> [Exercise directions]
Write out, precisely and in full, each line of the material.

<<<<

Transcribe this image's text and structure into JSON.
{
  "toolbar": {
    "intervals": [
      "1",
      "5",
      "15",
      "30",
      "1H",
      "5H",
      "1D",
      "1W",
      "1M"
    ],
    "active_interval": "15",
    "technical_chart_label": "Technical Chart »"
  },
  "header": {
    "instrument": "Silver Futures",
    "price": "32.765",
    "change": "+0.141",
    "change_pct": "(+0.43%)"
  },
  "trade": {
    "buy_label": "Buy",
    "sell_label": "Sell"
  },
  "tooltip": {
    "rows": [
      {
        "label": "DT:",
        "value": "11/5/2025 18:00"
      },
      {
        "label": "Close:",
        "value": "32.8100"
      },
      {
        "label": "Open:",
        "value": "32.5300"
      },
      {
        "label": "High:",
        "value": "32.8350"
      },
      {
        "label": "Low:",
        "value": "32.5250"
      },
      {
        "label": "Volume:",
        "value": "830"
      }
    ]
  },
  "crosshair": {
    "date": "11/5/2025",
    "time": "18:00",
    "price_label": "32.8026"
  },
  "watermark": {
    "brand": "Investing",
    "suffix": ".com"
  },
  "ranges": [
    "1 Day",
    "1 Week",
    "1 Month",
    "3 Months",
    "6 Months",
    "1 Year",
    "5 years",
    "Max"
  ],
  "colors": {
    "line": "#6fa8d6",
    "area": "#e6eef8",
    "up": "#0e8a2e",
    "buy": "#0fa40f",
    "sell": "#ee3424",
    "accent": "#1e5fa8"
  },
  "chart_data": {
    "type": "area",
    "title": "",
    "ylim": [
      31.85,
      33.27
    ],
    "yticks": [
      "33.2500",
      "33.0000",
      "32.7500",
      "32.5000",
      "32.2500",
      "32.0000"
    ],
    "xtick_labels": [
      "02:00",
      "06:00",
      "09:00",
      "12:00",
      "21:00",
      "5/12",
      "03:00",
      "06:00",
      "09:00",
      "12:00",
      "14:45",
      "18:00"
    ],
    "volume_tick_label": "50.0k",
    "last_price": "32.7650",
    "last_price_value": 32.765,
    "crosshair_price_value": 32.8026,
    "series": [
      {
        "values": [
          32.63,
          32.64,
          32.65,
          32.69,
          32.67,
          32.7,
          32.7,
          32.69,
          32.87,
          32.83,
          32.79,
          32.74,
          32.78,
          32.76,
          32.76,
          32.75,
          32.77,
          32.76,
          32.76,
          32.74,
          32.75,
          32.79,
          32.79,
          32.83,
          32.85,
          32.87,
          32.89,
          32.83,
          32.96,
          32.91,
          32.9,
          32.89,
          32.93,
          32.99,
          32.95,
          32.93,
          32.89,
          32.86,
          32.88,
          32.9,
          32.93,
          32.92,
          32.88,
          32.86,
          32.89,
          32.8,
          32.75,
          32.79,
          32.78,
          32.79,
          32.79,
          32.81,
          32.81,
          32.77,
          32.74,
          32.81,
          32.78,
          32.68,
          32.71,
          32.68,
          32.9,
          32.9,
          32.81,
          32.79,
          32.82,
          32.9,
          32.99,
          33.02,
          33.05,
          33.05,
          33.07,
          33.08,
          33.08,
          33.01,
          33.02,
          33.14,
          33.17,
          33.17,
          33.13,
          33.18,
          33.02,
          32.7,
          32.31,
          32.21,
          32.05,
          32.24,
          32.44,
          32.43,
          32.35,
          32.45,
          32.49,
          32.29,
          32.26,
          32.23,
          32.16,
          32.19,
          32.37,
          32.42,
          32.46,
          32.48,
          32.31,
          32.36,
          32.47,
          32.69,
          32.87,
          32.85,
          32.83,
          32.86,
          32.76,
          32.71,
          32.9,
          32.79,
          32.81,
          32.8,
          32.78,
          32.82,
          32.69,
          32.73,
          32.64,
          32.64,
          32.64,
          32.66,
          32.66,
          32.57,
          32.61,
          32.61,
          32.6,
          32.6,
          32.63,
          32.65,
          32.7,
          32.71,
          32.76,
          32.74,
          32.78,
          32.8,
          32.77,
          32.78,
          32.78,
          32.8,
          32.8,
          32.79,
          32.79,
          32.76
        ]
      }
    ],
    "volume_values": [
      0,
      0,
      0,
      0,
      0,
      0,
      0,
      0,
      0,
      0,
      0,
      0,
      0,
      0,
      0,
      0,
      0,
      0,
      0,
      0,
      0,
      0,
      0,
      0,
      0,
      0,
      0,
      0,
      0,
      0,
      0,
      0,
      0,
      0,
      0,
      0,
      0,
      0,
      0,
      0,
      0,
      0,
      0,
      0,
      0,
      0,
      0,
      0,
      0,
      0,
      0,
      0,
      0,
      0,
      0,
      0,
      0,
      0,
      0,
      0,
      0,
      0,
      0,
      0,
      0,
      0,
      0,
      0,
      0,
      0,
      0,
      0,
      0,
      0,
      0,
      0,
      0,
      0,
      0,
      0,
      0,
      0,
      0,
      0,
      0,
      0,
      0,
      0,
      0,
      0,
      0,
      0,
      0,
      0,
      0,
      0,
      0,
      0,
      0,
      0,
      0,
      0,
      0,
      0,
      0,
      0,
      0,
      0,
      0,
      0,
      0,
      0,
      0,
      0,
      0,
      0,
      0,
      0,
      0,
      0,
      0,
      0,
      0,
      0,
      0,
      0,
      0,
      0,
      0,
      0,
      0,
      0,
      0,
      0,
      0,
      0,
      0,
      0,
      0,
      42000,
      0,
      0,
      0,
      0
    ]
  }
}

>>>>

> [Answer below]
Transcribe this image's text and structure into JSON.
{
  "toolbar": {
    "intervals": [
      "1",
      "5",
      "15",
      "30",
      "1H",
      "5H",
      "1D",
      "1W",
      "1M"
    ],
    "active_interval": "15",
    "technical_chart_label": "Technical Chart »"
  },
  "header": {
    "instrument": "Silver Futures",
    "price": "32.765",
    "change": "+0.141",
    "change_pct": "(+0.43%)"
  },
  "trade": {
    "buy_label": "Buy",
    "sell_label": "Sell"
  },
  "tooltip": {
    "rows": [
      {
        "label": "DT:",
        "value": "11/5/2025 18:00"
      },
      {
        "label": "Close:",
        "value": "32.8100"
      },
      {
        "label": "Open:",
        "value": "32.5300"
      },
      {
        "label": "High:",
        "value": "32.8350"
      },
      {
        "label": "Low:",
        "value": "32.5250"
      },
      {
        "label": "Volume:",
        "value": "830"
      }
    ]
  },
  "crosshair": {
    "date": "11/5/2025",
    "time": "18:00",
    "price_label": "32.8026"
  },
  "watermark": {
    "brand": "Investing",
    "suffix": ".com"
  },
  "ranges": [
    "1 Day",
    "1 Week",
    "1 Month",
    "3 Months",
    "6 Months",
    "1 Year",
    "5 years",
    "Max"
  ],
  "colors": {
    "line": "#6fa8d6",
    "area": "#e6eef8",
    "up": "#0e8a2e",
    "buy": "#0fa40f",
    "sell": "#ee3424",
    "accent": "#1e5fa8"
  },
  "chart_data": {
    "type": "area",
    "title": "",
    "ylim": [
      31.85,
      33.27
    ],
    "yticks": [
      "33.2500",
      "33.0000",
      "32.7500",
      "32.5000",
      "32.2500",
      "32.0000"
    ],
    "xtick_labels": [
      "02:00",
      "06:00",
      "09:00",
      "12:00",
      "21:00",
      "5/12",
      "03:00",
      "06:00",
      "09:00",
      "12:00",
      "14:45",
      "18:00"
    ],
    "volume_tick_label": "50.0k",
    "last_price": "32.7650",
    "last_price_value": 32.765,
    "crosshair_price_value": 32.8026,
    "series": [
      {
        "values": [
          32.63,
          32.64,
          32.65,
          32.69,
          32.67,
          32.7,
          32.7,
          32.69,
          32.87,
          32.83,
          32.79,
          32.74,
          32.78,
          32.76,
          32.76,
          32.75,
          32.77,
          32.76,
          32.76,
          32.74,
          32.75,
          32.79,
          32.79,
          32.83,
          32.85,
          32.87,
          32.89,
          32.83,
          32.96,
          32.91,
          32.9,
          32.89,
          32.93,
          32.99,
          32.95,
          32.93,
          32.89,
          32.86,
          32.88,
          32.9,
          32.93,
          32.92,
          32.88,
          32.86,
          32.89,
          32.8,
          32.75,
          32.79,
          32.78,
          32.79,
          32.79,
          32.81,
          32.81,
          32.77,
          32.74,
          32.81,
          32.78,
          32.68,
          32.71,
          32.68,
          32.9,
          32.9,
          32.81,
          32.79,
          32.82,
          32.9,
          32.99,
          33.02,
          33.05,
          33.05,
          33.07,
          33.08,
          33.08,
          33.01,
          33.02,
          33.14,
          33.17,
          33.17,
          33.13,
          33.18,
          33.02,
          32.7,
          32.31,
          32.21,
          32.05,
          32.24,
          32.44,
          32.43,
          32.35,
          32.45,
          32.49,
          32.29,
          32.26,
          32.23,
          32.16,
          32.19,
          32.37,
          32.42,
          32.46,
          32.48,
          32.31,
          32.36,
          32.47,
          32.69,
          32.87,
          32.85,
          32.83,
          32.86,
          32.76,
          32.71,
          32.9,
          32.79,
          32.81,
          32.8,
          32.78,
          32.82,
          32.69,
          32.73,
          32.64,
          32.64,
          32.64,
          32.66,
          32.66,
          32.57,
          32.61,
          32.61,
          32.6,
          32.6,
          32.63,
          32.65,
          32.7,
          32.71,
          32.76,
          32.74,
          32.78,
          32.8,
          32.77,
          32.78,
          32.78,
          32.8,
          32.8,
          32.79,
          32.79,
          32.76
        ]
      }
    ],
    "volume_values": [
      0,
      0,
      0,
      0,
      0,
      0,
      0,
      0,
      0,
      0,
      0,
      0,
      0,
      0,
      0,
      0,
      0,
      0,
      0,
      0,
      0,
      0,
      0,
      0,
      0,
      0,
      0,
      0,
      0,
      0,
      0,
      0,
      0,
      0,
      0,
      0,
      0,
      0,
      0,
      0,
      0,
      0,
      0,
      0,
      0,
      0,
      0,
      0,
      0,
      0,
      0,
      0,
      0,
      0,
      0,
      0,
      0,
      0,
      0,
      0,
      0,
      0,
      0,
      0,
      0,
      0,
      0,
      0,
      0,
      0,
      0,
      0,
      0,
      0,
      0,
      0,
      0,
      0,
      0,
      0,
      0,
      0,
      0,
      0,
      0,
      0,
      0,
      0,
      0,
      0,
      0,
      0,
      0,
      0,
      0,
      0,
      0,
      0,
      0,
      0,
      0,
      0,
      0,
      0,
      0,
      0,
      0,
      0,
      0,
      0,
      0,
      0,
      0,
      0,
      0,
      0,
      0,
      0,
      0,
      0,
      0,
      0,
      0,
      0,
      0,
      0,
      0,
      0,
      0,
      0,
      0,
      0,
      0,
      0,
      0,
      0,
      0,
      0,
      0,
      42000,
      0,
      0,
      0,
      0
    ]
  }
}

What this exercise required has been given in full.